Source records>
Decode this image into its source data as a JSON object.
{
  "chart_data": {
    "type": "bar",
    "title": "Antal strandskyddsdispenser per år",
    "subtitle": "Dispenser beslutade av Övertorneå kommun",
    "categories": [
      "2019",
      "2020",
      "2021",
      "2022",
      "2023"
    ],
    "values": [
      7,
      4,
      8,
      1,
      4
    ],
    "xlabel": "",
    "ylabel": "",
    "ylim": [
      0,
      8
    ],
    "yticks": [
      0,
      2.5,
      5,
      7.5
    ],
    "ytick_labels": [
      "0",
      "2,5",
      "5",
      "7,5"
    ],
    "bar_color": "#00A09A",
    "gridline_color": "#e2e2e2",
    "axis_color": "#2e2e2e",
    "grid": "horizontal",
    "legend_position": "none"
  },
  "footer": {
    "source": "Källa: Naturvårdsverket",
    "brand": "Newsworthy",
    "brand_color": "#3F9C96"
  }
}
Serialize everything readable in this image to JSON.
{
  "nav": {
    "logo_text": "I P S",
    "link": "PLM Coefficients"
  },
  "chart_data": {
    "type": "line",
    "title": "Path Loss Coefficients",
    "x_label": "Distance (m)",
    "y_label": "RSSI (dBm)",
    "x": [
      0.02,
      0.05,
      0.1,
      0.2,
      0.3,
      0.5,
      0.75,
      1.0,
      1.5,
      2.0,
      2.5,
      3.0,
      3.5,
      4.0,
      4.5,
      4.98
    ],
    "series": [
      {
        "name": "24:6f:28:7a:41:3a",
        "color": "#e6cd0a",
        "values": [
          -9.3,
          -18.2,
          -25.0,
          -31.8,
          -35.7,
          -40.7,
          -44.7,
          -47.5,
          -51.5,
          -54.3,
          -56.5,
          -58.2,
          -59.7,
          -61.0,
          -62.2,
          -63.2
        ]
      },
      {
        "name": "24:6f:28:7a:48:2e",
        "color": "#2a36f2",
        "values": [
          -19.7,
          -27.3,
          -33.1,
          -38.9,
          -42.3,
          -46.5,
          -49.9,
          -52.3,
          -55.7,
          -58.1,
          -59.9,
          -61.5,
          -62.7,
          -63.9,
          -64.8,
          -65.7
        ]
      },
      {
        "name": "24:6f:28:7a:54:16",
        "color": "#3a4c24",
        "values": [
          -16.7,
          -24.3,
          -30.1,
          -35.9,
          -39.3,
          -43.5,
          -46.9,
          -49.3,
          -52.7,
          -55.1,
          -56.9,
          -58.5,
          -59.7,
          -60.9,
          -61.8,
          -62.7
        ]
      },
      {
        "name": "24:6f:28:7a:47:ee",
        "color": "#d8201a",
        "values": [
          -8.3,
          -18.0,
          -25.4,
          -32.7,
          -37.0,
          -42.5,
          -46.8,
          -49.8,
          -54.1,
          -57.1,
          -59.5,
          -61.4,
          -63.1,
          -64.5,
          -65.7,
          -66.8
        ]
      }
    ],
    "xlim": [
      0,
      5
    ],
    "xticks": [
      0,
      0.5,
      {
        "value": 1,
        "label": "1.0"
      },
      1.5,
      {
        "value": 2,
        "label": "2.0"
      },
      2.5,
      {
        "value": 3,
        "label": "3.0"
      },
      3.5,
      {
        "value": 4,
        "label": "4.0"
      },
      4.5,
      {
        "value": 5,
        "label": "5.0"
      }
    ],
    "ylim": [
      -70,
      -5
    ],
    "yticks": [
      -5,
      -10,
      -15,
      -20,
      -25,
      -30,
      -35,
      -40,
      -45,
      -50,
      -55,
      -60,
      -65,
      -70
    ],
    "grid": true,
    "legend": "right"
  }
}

Directions for this task> Copy out every line from the records that has the word "Coefficients".

Solved exercise>
    "link": "PLM Coefficients"
    "title": "Path Loss Coefficients",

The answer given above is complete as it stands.